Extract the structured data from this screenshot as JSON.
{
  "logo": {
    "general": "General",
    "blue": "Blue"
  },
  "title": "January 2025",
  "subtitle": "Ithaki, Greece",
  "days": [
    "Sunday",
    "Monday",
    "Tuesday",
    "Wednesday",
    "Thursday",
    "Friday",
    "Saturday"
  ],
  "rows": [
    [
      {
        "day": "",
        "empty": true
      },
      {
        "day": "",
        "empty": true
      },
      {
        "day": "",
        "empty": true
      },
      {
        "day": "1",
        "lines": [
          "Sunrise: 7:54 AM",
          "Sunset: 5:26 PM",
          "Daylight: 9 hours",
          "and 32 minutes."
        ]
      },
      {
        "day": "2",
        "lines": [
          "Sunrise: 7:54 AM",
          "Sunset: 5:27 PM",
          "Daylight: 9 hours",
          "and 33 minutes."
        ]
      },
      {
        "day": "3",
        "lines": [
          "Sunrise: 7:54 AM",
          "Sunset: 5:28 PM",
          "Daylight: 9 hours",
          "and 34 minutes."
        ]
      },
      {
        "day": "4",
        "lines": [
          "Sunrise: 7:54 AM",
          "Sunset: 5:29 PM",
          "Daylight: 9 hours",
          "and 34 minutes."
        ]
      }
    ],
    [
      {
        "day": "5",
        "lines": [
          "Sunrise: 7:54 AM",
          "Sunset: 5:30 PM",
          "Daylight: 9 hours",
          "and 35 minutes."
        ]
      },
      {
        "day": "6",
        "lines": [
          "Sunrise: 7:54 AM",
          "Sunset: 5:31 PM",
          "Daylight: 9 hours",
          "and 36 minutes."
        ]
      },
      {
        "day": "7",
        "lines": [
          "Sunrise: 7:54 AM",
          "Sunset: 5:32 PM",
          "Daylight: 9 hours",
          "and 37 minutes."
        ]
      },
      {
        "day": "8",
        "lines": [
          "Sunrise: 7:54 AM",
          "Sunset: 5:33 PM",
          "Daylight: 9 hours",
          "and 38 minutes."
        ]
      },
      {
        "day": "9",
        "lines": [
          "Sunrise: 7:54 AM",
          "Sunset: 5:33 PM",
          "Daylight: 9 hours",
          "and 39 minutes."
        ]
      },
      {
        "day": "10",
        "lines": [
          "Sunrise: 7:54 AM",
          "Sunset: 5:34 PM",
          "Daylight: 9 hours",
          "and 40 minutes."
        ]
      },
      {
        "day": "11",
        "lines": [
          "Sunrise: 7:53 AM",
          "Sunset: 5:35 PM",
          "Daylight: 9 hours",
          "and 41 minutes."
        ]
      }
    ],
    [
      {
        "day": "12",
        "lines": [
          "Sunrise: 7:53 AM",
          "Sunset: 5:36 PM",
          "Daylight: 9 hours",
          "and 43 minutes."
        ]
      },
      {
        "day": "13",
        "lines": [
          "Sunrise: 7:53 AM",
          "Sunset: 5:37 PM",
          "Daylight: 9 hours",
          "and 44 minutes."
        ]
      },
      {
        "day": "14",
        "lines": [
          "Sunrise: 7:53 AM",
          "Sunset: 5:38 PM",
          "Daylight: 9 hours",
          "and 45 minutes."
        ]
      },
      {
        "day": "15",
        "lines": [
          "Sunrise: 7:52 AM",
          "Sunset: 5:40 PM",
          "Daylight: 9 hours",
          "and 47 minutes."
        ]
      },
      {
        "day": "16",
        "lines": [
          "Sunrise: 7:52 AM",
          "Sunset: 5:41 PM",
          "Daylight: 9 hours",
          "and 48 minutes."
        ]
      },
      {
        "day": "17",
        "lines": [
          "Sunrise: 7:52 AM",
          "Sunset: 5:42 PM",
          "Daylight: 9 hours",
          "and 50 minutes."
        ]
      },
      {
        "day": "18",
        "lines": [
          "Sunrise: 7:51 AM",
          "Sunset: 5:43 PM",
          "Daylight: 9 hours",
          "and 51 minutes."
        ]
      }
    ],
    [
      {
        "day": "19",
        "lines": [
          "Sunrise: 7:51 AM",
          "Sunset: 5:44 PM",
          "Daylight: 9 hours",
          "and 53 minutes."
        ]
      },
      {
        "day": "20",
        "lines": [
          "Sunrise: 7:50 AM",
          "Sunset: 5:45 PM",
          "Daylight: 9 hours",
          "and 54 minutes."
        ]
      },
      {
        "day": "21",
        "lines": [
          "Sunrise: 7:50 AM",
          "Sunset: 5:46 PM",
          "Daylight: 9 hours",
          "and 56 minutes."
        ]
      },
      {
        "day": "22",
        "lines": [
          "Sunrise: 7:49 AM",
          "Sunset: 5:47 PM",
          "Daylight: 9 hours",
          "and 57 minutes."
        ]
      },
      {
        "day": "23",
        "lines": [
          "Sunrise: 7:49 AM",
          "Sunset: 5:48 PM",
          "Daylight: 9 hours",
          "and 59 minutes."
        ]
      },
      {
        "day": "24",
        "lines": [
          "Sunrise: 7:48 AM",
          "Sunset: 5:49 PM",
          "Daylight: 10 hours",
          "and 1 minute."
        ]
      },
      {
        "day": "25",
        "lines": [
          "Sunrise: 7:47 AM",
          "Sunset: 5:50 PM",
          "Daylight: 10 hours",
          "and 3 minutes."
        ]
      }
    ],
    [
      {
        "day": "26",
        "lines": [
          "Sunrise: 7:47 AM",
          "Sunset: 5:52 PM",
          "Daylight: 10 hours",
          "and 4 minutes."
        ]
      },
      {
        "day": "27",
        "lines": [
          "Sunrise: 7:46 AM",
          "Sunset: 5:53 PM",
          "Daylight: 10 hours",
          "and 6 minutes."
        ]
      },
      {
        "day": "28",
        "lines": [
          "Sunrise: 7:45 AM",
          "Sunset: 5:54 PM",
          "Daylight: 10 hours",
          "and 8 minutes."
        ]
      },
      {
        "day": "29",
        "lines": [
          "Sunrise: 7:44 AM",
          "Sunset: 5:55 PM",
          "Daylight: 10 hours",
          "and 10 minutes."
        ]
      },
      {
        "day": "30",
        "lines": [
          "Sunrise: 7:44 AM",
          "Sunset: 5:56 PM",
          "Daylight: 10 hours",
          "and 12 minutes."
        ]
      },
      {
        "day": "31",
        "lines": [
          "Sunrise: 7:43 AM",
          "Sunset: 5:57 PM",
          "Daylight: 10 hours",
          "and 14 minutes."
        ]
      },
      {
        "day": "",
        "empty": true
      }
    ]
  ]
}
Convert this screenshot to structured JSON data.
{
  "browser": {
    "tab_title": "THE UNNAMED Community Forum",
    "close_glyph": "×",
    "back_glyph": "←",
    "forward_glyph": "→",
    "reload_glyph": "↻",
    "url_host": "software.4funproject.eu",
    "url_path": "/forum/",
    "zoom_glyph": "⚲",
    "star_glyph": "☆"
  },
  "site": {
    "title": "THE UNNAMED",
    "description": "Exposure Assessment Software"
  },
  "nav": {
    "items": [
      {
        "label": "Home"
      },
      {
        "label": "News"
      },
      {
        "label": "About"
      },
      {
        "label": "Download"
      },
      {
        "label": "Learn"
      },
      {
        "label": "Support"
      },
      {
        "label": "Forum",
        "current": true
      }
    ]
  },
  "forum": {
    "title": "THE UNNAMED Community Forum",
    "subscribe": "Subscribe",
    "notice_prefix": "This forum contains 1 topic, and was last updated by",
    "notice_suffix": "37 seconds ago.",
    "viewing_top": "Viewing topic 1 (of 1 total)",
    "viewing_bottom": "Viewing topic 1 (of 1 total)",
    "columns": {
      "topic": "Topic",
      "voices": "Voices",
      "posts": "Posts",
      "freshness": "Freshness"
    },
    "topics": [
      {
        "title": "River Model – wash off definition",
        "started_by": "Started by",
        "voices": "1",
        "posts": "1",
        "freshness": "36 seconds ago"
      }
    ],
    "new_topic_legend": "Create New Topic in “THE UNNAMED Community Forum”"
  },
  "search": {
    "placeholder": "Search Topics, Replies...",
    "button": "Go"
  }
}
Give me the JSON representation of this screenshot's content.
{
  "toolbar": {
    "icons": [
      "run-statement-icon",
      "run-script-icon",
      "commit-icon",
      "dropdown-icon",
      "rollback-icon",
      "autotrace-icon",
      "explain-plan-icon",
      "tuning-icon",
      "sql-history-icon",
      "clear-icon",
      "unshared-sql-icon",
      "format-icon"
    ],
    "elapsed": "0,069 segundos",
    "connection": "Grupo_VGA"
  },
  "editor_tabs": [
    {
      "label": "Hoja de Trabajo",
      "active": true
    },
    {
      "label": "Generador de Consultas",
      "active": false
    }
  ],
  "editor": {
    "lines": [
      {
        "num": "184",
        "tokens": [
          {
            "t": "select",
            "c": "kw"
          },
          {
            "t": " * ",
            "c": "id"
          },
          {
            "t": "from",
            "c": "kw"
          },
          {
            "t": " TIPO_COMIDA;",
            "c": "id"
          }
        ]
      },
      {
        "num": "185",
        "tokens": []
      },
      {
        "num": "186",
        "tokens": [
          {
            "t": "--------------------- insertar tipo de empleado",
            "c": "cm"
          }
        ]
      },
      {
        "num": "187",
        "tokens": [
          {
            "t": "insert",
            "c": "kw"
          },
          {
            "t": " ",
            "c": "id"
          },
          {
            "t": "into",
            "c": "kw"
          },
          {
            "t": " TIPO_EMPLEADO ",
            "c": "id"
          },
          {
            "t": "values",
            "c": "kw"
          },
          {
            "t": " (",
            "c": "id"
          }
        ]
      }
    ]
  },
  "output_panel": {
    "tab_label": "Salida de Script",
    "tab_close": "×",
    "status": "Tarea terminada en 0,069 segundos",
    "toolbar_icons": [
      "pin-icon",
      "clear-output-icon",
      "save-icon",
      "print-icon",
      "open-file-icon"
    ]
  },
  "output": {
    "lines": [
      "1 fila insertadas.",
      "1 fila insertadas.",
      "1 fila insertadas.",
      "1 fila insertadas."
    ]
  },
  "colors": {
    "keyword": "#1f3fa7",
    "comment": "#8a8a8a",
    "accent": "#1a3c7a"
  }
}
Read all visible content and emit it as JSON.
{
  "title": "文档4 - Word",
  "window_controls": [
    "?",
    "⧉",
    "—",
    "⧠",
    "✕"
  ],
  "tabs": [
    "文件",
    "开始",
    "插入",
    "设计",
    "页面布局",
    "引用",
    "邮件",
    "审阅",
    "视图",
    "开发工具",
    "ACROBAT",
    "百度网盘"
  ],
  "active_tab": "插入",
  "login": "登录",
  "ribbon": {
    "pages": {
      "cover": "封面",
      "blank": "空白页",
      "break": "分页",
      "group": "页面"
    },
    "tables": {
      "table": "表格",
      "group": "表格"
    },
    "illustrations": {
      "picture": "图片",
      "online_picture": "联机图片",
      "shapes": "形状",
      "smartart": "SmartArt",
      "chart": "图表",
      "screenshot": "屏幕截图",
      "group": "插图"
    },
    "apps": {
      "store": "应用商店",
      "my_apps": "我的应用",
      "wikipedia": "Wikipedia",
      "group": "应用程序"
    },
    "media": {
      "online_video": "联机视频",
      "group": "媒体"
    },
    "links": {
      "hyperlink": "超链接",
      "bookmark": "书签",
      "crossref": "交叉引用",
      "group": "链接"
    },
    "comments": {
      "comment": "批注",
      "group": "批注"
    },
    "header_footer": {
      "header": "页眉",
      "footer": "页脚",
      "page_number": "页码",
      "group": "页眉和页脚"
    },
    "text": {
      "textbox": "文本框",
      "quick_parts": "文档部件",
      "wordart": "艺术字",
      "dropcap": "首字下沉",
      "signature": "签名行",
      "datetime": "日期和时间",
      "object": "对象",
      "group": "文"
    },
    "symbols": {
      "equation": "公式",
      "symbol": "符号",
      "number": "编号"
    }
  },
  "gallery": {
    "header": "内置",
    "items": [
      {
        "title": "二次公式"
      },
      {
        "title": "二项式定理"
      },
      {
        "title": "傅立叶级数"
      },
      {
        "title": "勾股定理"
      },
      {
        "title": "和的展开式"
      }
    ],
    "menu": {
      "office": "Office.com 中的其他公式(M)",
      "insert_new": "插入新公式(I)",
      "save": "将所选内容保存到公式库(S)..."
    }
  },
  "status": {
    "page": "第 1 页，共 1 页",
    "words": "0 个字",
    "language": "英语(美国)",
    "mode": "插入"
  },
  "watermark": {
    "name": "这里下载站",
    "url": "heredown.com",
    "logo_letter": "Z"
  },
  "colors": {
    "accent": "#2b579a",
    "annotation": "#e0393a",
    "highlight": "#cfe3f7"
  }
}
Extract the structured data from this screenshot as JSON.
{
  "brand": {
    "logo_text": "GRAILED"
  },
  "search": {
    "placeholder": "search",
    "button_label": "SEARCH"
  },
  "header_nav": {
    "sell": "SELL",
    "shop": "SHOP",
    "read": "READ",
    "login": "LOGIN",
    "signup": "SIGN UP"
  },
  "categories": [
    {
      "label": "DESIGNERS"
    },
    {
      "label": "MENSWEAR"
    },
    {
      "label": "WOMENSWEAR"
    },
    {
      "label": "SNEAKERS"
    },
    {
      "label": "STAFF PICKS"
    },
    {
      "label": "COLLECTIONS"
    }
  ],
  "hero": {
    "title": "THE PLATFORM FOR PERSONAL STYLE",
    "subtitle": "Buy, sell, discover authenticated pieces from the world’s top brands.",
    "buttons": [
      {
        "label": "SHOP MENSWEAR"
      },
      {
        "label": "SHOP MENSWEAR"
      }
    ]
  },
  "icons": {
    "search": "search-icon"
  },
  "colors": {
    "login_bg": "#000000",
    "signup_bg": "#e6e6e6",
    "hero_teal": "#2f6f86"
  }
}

§ §

Requirement
Say how many lines in the records above hold "screenshot", and give no other text.

Correct output
5